## TASK DESCRIPTION
Identify the lines that contain the word "August", then copy them.

+ + + + +

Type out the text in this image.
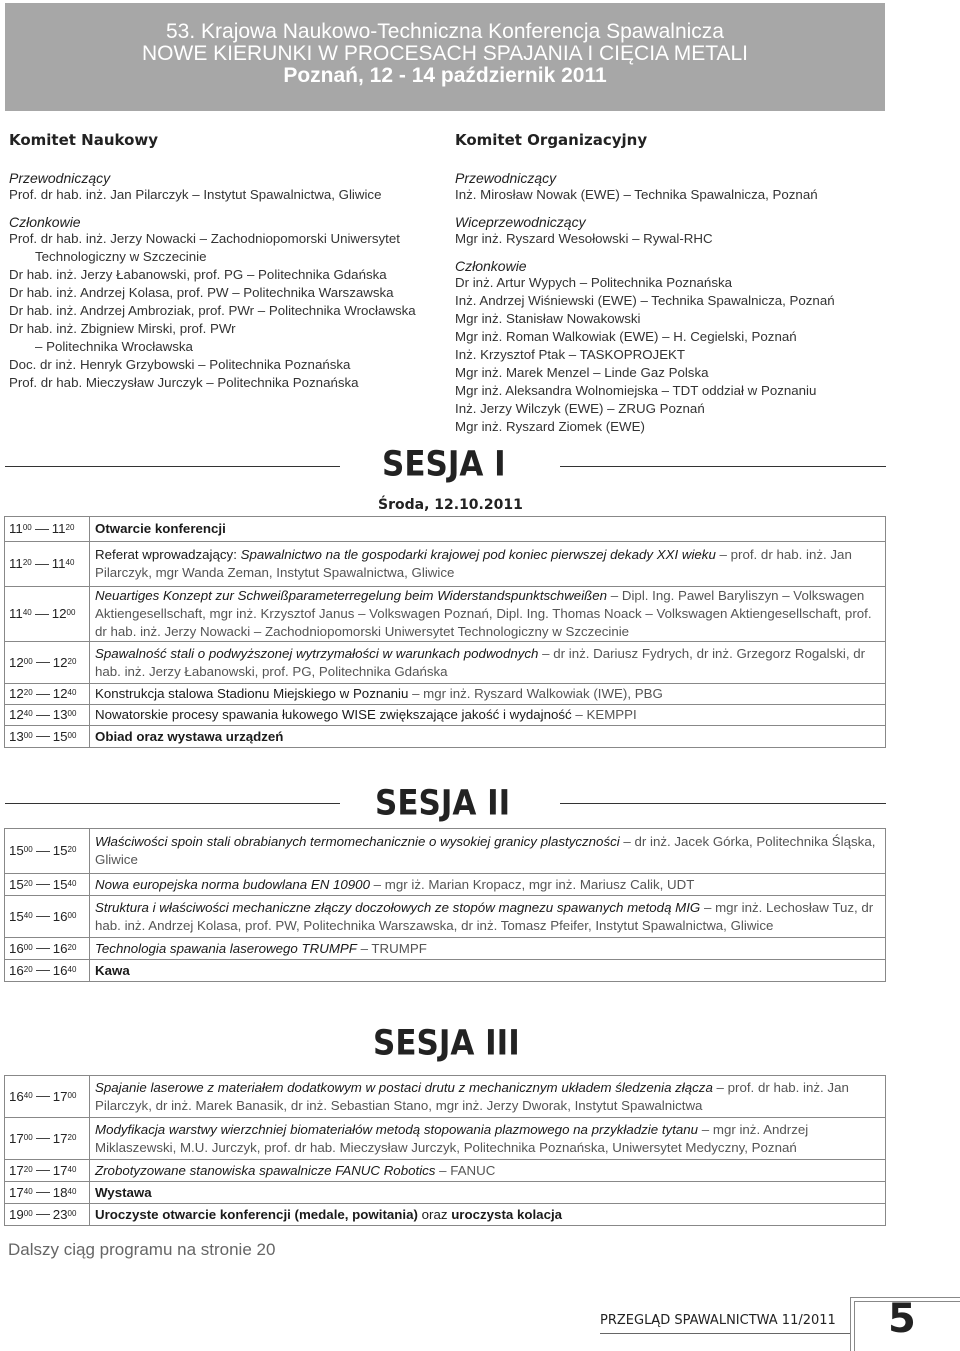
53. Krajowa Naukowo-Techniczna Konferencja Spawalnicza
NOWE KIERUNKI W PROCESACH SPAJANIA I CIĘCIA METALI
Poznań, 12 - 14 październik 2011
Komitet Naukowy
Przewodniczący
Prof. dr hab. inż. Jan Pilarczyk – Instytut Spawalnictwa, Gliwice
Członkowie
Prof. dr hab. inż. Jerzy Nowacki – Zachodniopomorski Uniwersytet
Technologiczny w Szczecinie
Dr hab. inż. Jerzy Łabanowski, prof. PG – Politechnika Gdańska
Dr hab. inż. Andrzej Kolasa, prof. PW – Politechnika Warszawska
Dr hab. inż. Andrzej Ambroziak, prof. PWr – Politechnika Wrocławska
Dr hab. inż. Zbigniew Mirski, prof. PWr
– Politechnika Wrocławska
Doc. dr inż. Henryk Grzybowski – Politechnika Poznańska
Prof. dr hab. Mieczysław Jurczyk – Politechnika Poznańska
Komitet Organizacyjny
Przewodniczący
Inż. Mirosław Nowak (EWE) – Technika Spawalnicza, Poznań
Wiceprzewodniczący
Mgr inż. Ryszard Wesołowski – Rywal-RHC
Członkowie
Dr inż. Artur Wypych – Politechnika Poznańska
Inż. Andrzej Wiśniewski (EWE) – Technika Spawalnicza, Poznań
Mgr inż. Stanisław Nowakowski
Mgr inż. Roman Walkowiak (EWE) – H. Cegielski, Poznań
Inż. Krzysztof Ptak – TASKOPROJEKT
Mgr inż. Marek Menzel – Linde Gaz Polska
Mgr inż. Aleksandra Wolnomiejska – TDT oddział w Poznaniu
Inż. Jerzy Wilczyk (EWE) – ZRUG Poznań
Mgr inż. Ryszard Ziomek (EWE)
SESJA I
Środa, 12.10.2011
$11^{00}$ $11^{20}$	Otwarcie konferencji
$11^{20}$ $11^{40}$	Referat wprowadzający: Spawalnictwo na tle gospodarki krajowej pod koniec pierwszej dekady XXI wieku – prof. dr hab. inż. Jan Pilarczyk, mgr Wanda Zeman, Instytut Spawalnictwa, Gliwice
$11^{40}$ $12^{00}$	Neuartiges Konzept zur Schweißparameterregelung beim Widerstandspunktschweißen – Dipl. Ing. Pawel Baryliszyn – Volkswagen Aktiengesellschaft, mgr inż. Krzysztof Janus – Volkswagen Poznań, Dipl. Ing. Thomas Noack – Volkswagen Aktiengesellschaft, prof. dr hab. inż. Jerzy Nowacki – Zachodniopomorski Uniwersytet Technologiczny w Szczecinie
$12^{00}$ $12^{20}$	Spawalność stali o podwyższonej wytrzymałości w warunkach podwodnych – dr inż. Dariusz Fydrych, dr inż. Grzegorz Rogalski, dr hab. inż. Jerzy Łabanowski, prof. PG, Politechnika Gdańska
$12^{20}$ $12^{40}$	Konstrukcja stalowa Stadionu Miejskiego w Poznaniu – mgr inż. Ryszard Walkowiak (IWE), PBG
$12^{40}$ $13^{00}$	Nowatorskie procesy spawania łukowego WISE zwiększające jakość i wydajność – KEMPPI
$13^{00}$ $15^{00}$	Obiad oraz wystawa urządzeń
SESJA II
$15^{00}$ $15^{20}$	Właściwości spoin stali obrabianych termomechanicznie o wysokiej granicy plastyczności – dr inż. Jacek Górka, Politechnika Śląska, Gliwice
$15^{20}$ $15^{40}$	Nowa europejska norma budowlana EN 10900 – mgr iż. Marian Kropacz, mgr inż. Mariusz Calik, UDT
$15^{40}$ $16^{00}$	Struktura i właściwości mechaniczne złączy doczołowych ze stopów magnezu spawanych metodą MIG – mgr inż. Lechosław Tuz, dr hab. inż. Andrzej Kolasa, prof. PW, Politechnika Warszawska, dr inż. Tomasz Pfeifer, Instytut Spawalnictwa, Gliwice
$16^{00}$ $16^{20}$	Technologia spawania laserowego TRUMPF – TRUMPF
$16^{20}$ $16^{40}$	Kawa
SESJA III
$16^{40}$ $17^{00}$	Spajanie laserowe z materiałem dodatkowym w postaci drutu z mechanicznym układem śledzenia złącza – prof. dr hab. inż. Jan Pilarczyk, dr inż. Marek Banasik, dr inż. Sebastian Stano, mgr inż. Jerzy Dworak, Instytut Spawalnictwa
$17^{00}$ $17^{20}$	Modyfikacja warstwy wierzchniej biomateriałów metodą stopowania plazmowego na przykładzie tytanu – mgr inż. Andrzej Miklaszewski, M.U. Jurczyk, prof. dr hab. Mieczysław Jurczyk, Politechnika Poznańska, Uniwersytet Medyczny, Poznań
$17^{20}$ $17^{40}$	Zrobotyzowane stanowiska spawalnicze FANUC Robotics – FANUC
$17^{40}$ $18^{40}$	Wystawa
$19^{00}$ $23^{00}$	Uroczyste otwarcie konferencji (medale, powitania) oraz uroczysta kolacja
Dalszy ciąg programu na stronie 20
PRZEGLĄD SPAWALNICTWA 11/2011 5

+ + + + +

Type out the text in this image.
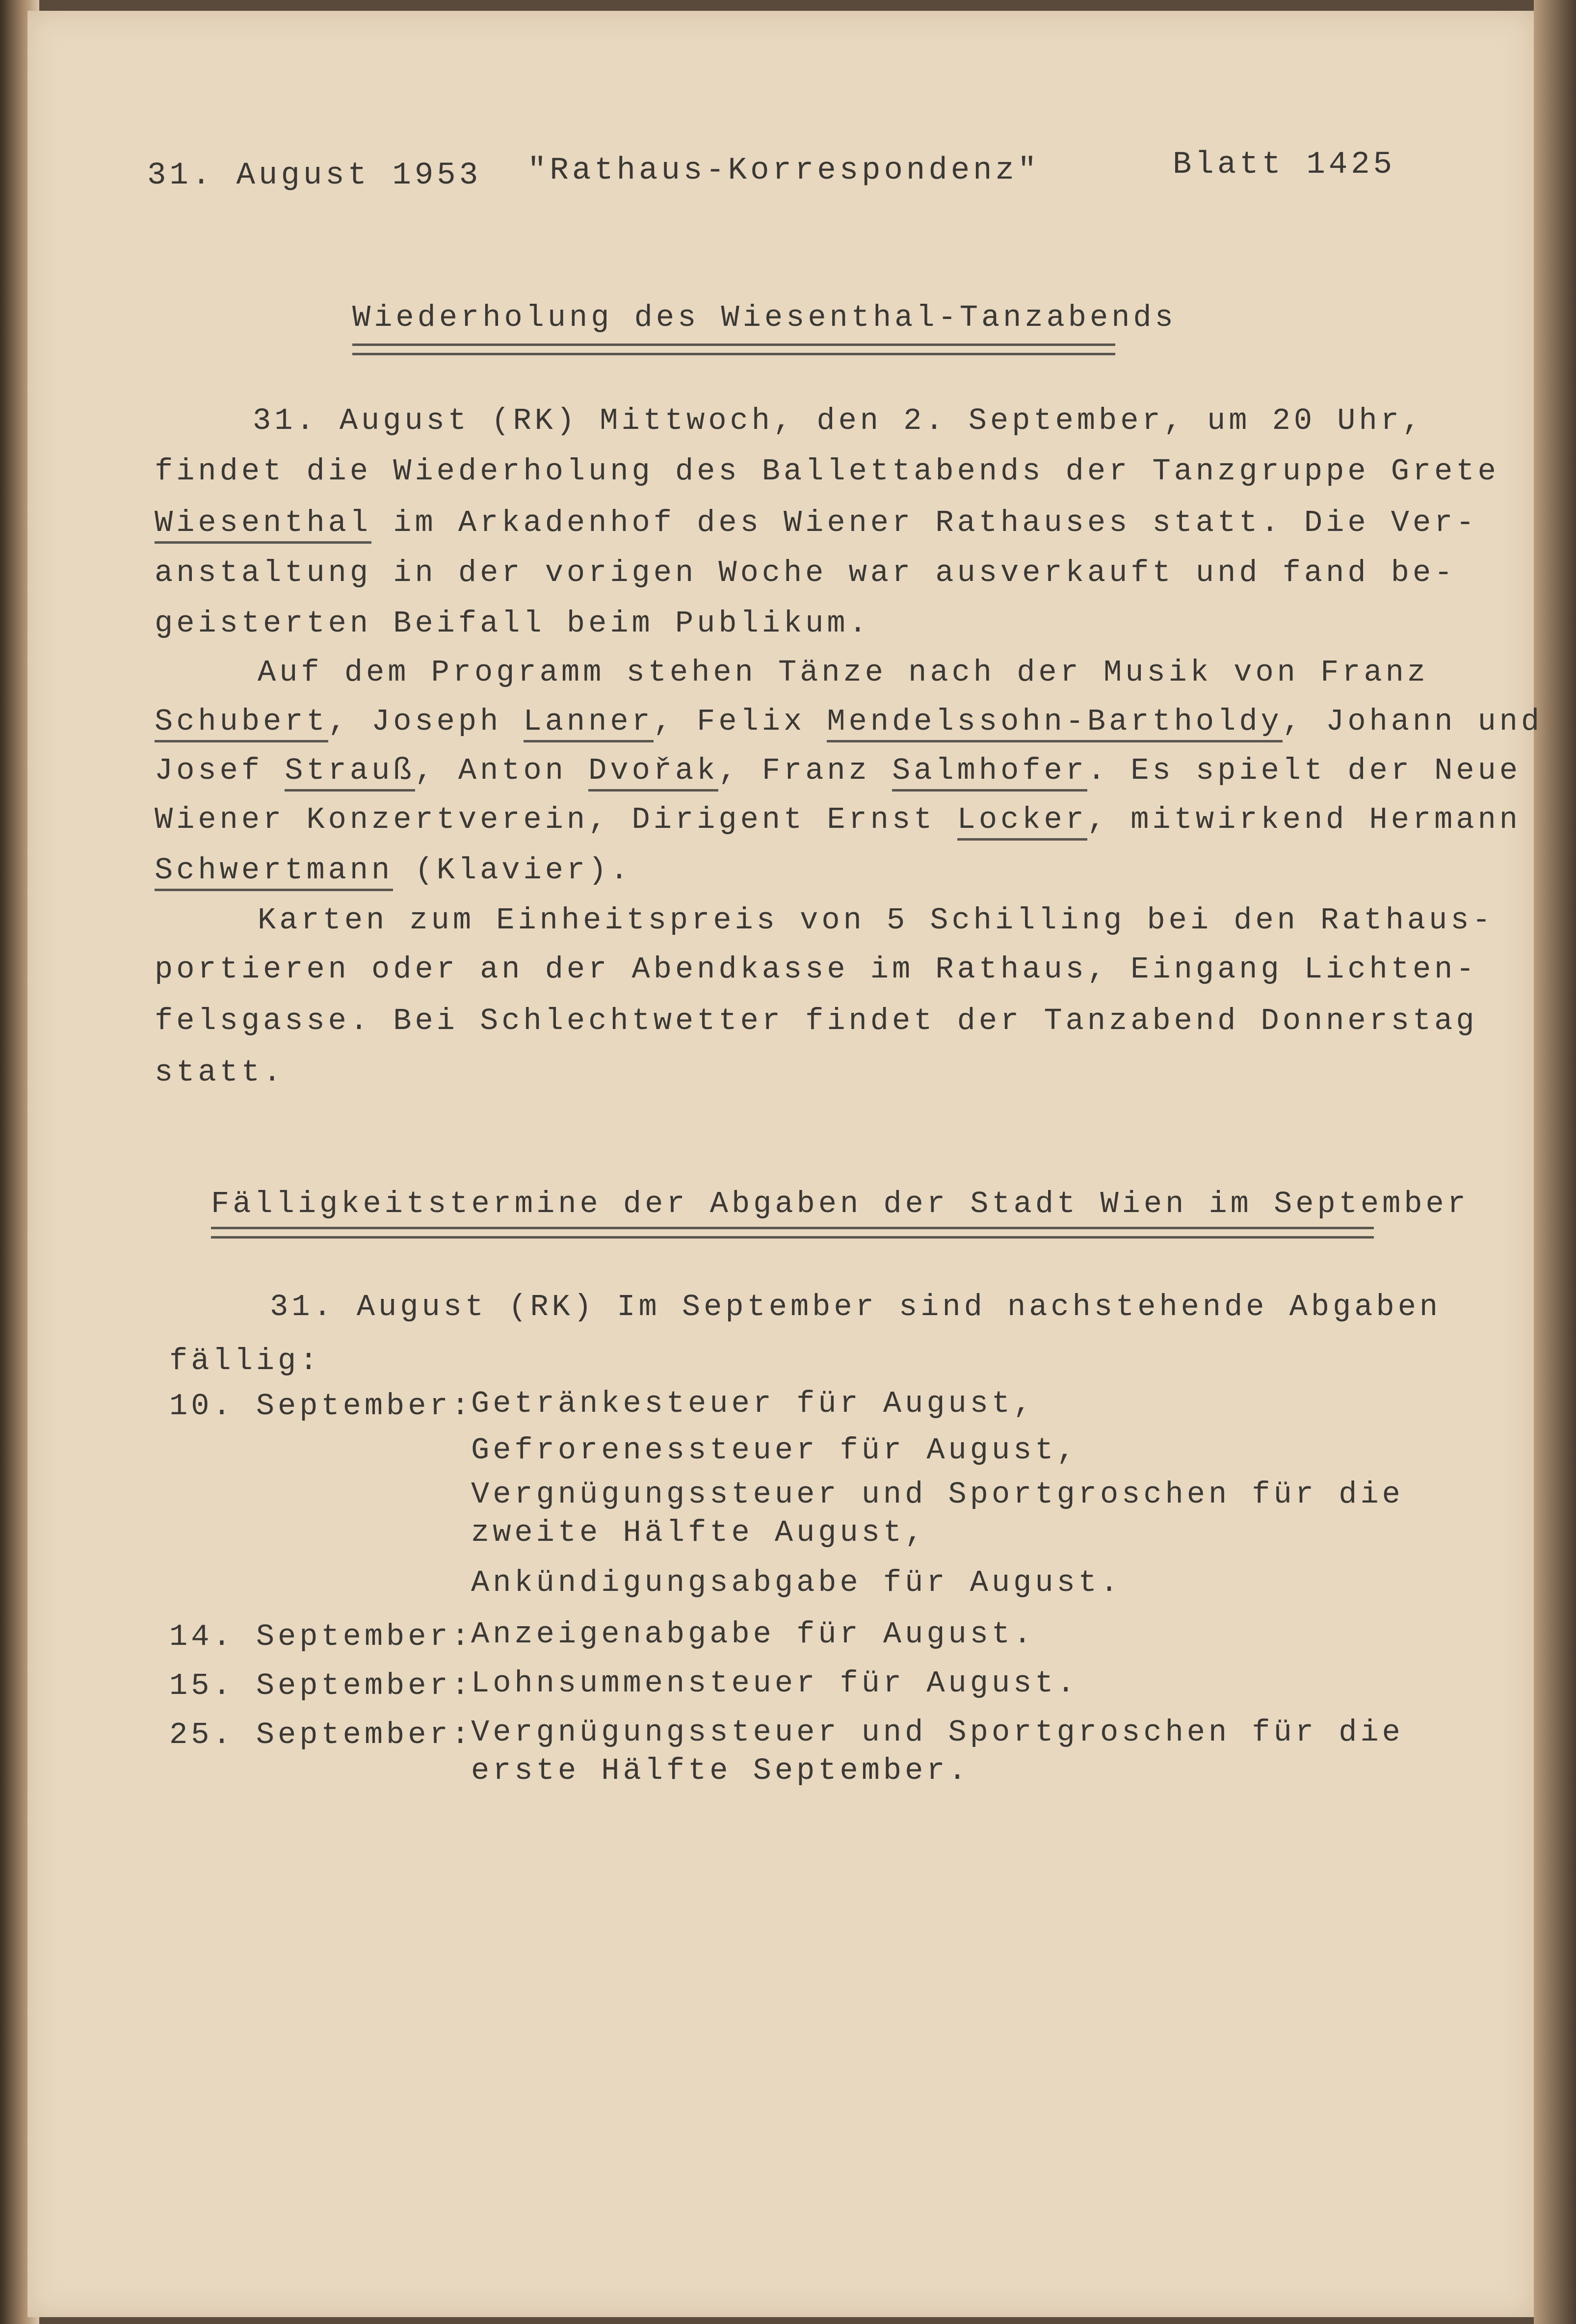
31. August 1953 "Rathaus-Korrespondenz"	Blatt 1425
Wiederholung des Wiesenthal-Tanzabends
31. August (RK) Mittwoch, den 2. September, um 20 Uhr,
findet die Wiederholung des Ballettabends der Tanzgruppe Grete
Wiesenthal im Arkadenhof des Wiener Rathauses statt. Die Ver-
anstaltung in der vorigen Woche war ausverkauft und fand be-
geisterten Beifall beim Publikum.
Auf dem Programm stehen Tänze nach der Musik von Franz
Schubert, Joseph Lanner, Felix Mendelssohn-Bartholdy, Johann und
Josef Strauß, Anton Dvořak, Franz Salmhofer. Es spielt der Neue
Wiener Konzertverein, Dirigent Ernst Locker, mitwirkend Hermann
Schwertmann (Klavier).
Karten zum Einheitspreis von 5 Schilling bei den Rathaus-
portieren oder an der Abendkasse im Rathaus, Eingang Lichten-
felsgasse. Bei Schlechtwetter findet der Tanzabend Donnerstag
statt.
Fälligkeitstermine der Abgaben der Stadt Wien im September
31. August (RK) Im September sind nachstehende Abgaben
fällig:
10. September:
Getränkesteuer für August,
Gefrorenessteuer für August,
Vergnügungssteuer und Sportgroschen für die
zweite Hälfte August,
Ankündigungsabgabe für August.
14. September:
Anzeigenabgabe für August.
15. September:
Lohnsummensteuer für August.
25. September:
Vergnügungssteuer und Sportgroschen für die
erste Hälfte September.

+ + + + +

## REPLY
31. August 1953 "Rathaus-Korrespondenz"	Blatt 1425
31. August (RK) Mittwoch, den 2. September, um 20 Uhr,
31. August (RK) Im September sind nachstehende Abgaben
Getränkesteuer für August,
Gefrorenessteuer für August,
zweite Hälfte August,
Ankündigungsabgabe für August.
Anzeigenabgabe für August.
Lohnsummensteuer für August.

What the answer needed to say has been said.